Lines of data
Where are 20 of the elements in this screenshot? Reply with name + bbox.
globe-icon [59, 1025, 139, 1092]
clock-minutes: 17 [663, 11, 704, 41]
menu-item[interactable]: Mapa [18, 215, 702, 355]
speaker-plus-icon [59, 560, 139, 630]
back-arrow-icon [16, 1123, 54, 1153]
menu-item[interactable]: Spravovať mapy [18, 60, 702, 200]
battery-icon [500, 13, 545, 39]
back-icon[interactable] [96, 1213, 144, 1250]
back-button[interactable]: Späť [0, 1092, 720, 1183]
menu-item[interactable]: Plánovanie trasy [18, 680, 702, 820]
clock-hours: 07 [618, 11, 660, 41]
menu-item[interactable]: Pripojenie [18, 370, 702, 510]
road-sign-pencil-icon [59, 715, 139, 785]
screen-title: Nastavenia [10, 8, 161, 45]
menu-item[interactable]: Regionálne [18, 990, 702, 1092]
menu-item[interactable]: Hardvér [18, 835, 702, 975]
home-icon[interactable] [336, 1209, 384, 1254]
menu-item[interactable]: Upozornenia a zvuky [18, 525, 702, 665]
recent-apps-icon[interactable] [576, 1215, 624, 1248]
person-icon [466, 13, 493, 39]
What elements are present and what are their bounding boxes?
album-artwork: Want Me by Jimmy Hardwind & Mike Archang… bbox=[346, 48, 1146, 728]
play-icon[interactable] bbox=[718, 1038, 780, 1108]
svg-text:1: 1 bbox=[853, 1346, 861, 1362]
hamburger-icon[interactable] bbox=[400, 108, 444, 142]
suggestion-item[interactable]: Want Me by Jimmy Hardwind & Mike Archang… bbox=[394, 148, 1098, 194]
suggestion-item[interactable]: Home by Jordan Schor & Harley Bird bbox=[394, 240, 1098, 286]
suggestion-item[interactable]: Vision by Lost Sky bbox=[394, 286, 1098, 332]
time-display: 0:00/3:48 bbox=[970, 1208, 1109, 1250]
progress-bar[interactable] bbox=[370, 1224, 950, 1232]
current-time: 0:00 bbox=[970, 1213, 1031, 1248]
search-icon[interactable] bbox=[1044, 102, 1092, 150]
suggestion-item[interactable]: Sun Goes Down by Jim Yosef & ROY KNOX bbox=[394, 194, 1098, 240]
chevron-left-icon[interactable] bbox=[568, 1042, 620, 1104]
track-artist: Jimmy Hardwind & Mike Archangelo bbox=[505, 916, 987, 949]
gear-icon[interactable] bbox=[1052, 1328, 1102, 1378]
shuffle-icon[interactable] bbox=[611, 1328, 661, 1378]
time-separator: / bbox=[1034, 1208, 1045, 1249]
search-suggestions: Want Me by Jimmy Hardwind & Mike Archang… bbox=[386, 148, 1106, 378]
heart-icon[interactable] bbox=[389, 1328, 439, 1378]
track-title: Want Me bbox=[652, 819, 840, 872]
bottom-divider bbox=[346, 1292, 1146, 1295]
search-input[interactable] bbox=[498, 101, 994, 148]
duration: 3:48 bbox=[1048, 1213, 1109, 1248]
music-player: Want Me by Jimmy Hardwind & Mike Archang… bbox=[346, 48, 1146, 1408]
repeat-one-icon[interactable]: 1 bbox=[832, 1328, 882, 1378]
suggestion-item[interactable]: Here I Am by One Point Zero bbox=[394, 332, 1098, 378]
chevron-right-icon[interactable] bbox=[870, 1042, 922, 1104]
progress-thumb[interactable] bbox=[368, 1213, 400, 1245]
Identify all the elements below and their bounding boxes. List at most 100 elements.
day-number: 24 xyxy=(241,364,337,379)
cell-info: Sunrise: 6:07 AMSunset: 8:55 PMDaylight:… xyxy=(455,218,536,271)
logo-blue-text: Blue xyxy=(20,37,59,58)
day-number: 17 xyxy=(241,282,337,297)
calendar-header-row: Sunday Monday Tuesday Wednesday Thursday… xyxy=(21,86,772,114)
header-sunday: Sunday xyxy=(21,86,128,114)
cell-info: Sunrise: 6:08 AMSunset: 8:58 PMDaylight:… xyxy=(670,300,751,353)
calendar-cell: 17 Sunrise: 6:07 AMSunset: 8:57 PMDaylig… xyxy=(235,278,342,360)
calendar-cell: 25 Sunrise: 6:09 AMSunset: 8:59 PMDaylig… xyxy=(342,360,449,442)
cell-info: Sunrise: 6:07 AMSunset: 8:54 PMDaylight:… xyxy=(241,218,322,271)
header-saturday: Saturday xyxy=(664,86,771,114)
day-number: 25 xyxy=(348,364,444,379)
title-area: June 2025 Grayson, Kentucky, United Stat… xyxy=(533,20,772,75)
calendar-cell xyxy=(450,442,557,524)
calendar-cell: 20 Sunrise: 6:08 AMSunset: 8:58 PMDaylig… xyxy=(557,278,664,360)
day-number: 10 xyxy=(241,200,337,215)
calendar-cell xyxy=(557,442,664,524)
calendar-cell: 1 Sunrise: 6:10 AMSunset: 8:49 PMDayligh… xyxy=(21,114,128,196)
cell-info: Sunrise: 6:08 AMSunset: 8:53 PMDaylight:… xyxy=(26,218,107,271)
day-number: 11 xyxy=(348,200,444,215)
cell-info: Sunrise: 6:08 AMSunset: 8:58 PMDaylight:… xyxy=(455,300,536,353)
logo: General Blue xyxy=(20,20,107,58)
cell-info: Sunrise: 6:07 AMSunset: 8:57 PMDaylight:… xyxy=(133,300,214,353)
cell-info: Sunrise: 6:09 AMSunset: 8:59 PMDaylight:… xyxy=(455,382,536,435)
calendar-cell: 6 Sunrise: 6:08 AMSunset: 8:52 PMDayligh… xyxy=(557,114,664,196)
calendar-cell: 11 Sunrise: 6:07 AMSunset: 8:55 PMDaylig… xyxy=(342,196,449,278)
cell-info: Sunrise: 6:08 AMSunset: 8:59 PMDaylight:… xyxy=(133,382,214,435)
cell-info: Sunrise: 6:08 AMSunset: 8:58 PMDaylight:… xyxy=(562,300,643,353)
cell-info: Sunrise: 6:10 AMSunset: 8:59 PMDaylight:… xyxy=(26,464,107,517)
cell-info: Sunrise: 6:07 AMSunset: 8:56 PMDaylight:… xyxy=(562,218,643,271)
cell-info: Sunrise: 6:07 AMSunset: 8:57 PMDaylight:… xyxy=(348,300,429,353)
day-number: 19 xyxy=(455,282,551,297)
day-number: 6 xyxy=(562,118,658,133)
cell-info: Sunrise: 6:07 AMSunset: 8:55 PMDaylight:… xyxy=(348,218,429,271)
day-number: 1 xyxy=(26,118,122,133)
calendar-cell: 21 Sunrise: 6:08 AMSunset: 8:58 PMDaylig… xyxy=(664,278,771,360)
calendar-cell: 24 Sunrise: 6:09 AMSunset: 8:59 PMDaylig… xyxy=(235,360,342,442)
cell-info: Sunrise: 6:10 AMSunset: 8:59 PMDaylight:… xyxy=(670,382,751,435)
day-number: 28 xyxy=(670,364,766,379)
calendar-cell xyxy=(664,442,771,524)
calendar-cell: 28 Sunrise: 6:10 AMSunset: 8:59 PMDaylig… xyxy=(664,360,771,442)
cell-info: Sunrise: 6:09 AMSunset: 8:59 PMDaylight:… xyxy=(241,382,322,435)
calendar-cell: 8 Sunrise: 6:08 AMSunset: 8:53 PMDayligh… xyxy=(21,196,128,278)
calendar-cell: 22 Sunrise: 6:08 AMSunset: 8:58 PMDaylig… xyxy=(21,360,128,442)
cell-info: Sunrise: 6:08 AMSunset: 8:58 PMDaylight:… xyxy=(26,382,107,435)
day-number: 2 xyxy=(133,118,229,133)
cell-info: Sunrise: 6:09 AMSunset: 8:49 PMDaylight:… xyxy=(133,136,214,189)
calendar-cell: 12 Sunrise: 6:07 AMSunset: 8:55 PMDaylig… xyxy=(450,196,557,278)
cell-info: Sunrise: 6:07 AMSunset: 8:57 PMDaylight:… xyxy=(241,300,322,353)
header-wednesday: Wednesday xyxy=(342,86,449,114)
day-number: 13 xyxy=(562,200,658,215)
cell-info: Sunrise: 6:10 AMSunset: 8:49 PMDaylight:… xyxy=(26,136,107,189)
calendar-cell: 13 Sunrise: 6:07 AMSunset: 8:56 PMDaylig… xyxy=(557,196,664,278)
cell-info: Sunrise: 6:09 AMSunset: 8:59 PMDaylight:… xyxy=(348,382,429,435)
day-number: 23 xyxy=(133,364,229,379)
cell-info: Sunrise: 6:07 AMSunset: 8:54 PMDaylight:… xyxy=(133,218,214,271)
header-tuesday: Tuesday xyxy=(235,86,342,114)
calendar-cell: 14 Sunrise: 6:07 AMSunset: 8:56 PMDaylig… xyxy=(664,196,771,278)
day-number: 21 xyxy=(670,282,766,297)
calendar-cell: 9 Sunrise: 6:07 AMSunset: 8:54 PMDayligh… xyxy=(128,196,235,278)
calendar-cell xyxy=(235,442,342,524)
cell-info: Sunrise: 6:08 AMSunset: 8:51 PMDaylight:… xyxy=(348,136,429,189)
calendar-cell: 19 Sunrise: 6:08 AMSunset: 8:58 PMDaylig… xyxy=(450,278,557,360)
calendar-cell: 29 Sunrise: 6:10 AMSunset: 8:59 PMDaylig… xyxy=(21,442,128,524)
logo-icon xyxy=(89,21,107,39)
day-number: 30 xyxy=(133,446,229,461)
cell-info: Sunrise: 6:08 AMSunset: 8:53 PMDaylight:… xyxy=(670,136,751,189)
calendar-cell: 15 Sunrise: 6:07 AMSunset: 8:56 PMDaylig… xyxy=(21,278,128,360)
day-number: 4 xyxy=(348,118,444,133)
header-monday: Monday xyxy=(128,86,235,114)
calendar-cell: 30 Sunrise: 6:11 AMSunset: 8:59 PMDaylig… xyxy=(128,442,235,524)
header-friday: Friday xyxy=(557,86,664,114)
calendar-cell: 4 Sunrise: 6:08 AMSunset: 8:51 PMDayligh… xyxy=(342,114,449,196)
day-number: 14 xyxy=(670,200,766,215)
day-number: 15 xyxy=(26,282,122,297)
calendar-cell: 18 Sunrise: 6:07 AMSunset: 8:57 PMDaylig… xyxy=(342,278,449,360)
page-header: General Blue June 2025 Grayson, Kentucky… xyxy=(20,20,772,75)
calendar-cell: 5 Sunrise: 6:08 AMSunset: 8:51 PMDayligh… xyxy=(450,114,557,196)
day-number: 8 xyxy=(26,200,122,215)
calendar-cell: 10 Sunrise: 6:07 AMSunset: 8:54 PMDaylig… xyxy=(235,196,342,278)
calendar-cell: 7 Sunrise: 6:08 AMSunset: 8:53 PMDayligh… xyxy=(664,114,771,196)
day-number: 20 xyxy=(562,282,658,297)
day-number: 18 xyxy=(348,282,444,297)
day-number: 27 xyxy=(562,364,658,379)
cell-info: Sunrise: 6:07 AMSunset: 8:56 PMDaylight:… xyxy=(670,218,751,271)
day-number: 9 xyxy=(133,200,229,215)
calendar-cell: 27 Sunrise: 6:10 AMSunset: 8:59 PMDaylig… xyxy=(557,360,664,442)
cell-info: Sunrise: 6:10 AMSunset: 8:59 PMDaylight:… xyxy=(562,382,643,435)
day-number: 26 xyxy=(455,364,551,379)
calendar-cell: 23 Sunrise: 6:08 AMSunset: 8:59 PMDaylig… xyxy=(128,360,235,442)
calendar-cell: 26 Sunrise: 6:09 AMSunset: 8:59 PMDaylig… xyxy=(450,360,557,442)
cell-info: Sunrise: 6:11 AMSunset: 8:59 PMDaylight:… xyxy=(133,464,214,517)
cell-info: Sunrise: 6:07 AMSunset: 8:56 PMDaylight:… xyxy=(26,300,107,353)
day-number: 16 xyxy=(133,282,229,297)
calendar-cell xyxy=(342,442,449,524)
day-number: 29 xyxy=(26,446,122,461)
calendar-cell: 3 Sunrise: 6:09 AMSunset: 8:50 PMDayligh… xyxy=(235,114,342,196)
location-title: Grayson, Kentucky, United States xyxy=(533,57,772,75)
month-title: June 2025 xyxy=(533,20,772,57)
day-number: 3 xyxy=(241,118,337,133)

Task details »
Reproduce the listing verbatim from its first line through the line containing "back-arrow-icon [16, 1123, 54, 1153]", including both of those lines.

Answer for the task »
Where are 20 of the elements in this screenshot? Reply with name + bbox.
globe-icon [59, 1025, 139, 1092]
clock-minutes: 17 [663, 11, 704, 41]
menu-item[interactable]: Mapa [18, 215, 702, 355]
speaker-plus-icon [59, 560, 139, 630]
back-arrow-icon [16, 1123, 54, 1153]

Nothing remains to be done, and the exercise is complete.